▸ What needs to be done:
Seek out every line containing the word "года", and copy each.

Records:
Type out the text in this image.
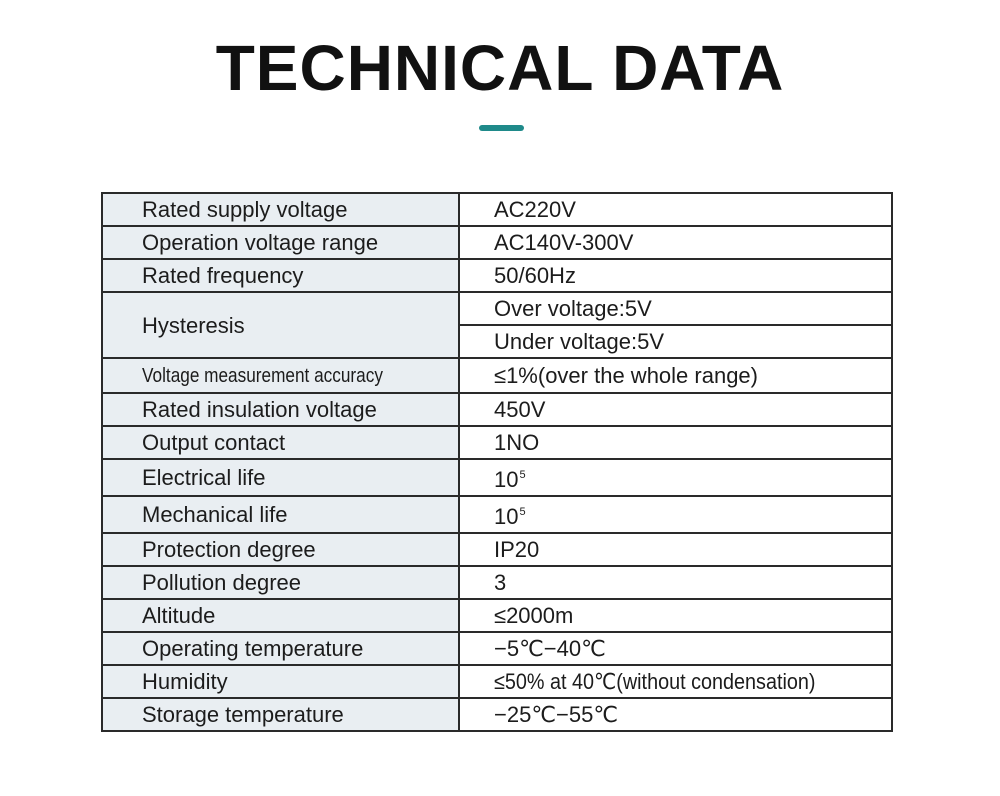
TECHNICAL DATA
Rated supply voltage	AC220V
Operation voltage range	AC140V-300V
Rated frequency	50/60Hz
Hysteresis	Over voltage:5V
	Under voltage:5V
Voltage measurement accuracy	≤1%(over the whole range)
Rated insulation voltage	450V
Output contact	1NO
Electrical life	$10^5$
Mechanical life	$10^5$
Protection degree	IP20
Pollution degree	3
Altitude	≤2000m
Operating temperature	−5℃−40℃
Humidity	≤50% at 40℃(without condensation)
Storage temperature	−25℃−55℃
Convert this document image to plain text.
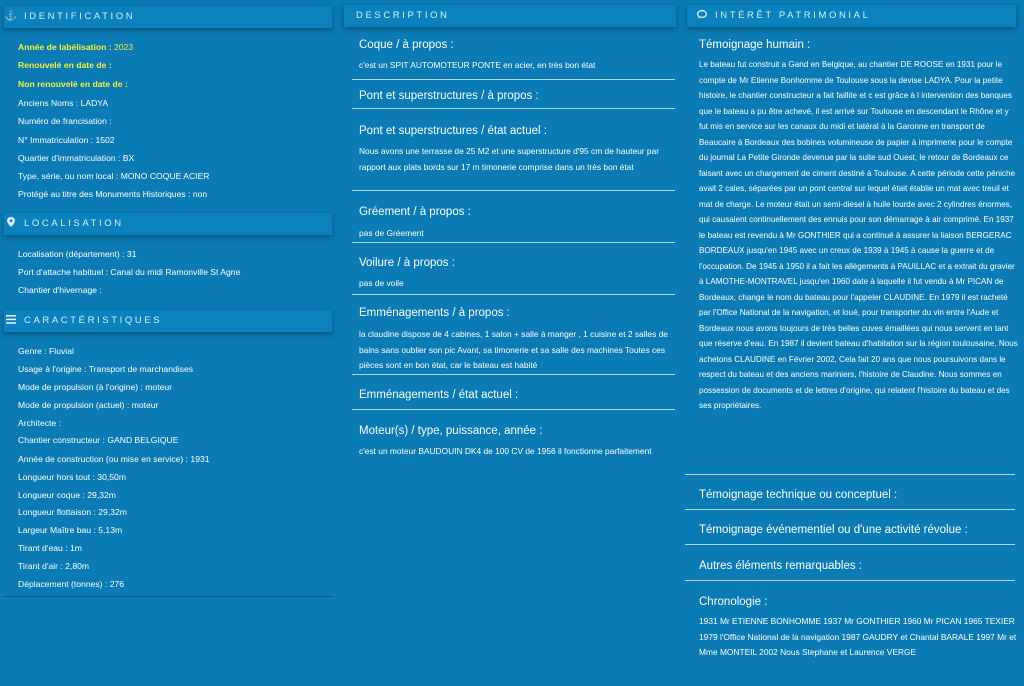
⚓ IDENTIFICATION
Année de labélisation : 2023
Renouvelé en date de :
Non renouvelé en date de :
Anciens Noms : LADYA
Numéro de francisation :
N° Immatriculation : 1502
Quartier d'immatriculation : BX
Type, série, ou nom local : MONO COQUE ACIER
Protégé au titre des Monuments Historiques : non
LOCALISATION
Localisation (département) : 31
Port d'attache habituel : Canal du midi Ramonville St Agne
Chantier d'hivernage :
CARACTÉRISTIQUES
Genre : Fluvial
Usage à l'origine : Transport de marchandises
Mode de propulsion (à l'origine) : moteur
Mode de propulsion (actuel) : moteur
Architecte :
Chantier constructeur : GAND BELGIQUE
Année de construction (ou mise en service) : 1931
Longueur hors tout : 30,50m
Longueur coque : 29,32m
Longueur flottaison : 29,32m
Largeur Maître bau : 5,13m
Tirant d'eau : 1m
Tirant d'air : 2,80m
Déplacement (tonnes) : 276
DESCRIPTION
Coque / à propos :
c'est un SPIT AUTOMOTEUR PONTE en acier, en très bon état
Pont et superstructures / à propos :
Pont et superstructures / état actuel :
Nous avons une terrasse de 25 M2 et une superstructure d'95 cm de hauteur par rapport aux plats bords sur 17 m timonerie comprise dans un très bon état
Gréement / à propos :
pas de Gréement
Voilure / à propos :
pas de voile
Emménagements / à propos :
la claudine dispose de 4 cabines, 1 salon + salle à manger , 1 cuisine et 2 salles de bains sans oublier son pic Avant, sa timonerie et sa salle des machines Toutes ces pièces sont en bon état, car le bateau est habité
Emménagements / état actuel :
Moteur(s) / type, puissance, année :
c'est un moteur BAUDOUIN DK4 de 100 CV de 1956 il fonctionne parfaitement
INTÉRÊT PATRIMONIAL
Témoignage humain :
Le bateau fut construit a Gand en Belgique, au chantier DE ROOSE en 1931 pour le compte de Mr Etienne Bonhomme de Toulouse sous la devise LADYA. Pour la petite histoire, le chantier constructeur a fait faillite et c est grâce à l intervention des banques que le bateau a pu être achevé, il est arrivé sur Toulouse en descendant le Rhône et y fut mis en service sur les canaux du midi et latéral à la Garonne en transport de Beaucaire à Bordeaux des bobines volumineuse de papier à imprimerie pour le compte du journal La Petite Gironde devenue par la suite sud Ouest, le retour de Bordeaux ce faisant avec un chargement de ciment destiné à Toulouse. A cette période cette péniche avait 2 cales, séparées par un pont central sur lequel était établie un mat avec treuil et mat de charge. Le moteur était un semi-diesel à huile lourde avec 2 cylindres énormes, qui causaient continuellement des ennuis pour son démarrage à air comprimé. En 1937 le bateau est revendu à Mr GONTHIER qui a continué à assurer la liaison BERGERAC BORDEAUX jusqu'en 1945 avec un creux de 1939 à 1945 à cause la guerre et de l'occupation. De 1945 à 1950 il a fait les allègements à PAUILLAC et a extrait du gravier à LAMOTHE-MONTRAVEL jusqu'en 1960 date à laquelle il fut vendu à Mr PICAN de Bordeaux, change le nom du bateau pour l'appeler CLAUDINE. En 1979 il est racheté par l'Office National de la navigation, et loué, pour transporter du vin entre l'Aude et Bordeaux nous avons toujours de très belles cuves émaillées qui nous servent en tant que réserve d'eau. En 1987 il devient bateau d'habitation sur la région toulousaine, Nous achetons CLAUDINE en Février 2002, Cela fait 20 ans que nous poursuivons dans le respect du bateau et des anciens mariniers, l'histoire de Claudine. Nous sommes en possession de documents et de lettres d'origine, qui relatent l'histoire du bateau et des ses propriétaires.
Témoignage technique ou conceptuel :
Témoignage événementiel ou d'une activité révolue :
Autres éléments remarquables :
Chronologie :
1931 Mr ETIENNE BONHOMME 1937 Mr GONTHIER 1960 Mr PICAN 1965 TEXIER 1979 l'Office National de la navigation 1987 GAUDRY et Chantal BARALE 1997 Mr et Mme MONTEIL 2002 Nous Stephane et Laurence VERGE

--

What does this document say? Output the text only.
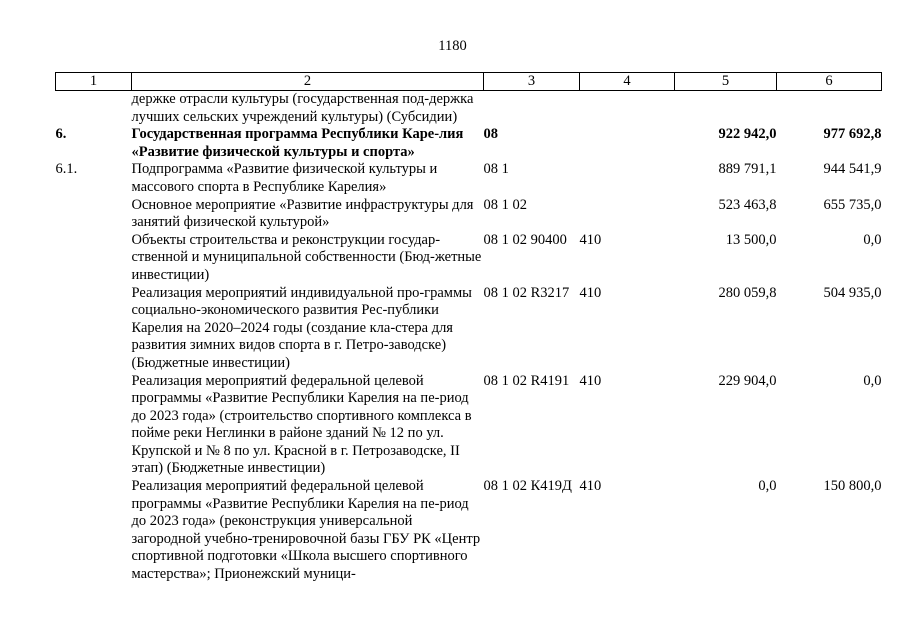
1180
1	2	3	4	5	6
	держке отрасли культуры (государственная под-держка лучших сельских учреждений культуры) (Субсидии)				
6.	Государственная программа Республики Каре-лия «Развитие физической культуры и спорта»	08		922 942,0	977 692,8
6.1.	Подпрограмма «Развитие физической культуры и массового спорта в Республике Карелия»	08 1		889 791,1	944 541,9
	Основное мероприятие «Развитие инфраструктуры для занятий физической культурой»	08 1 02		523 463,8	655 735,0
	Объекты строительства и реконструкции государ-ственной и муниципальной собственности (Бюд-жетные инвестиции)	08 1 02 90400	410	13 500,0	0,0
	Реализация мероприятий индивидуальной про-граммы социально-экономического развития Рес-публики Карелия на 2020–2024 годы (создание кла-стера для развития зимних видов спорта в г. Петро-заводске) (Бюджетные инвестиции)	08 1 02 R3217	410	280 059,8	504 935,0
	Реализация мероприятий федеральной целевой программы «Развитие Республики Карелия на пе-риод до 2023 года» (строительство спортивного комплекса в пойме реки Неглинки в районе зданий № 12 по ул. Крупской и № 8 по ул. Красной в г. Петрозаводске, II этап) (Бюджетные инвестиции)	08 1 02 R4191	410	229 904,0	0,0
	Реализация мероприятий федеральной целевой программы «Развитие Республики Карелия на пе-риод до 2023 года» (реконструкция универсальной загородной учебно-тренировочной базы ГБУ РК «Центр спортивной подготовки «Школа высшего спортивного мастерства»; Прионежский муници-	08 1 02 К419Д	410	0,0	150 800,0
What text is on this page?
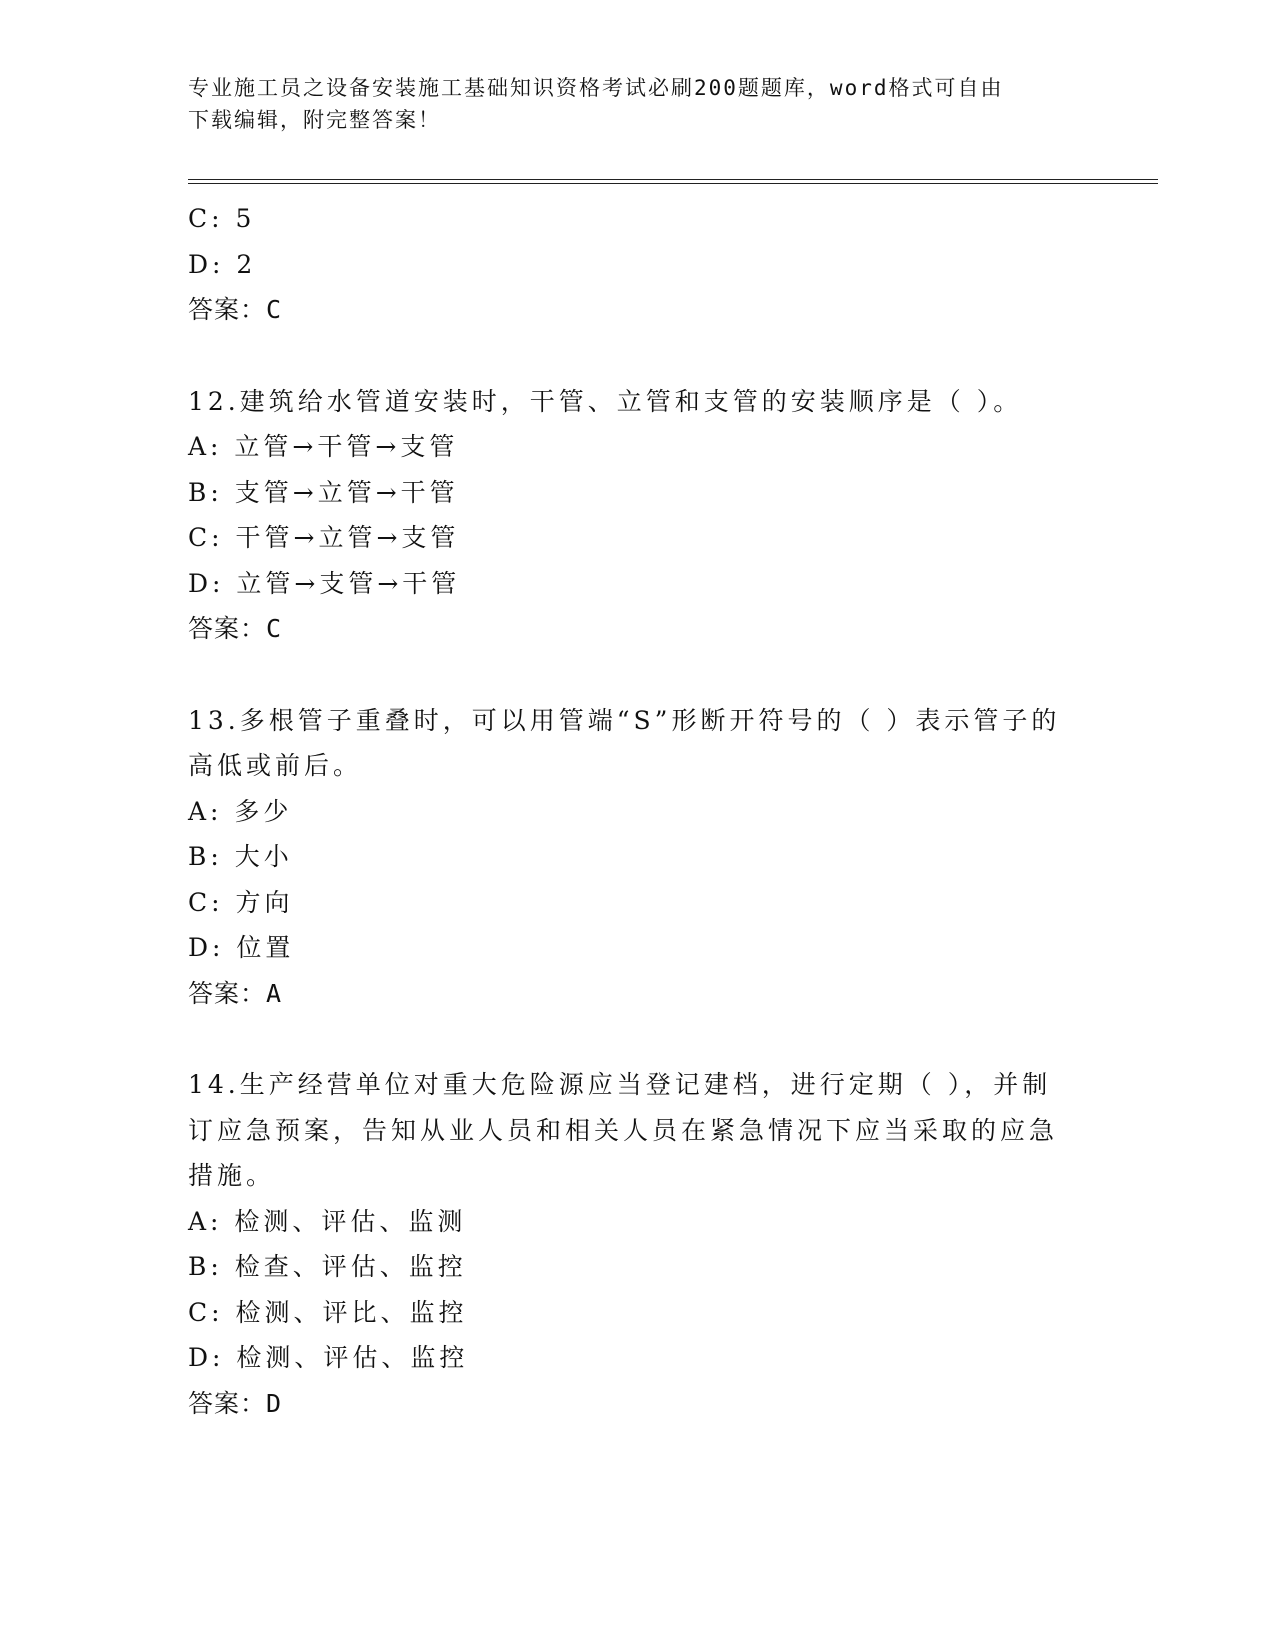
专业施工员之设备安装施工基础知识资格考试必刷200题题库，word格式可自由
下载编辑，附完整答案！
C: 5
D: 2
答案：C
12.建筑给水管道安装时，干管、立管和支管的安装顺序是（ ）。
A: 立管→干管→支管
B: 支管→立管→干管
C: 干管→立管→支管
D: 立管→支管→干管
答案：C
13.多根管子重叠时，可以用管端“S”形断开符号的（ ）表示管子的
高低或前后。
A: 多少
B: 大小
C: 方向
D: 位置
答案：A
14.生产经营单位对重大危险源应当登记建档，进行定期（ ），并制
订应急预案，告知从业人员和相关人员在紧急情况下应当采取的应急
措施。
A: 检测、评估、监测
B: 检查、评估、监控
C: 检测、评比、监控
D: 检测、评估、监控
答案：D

▸ In response:
	Реализация мероприятий федеральной целевой программы «Развитие Республики Карелия на пе-риод до 2023 года» (строительство спортивного комплекса в пойме реки Неглинки в районе зданий № 12 по ул. Крупской и № 8 по ул. Красной в г. Петрозаводске, II этап) (Бюджетные инвестиции)	08 1 02 R4191	410	229 904,0	0,0
	Реализация мероприятий федеральной целевой программы «Развитие Республики Карелия на пе-риод до 2023 года» (реконструкция универсальной загородной учебно-тренировочной базы ГБУ РК «Центр спортивной подготовки «Школа высшего спортивного мастерства»; Прионежский муници-	08 1 02 К419Д	410	0,0	150 800,0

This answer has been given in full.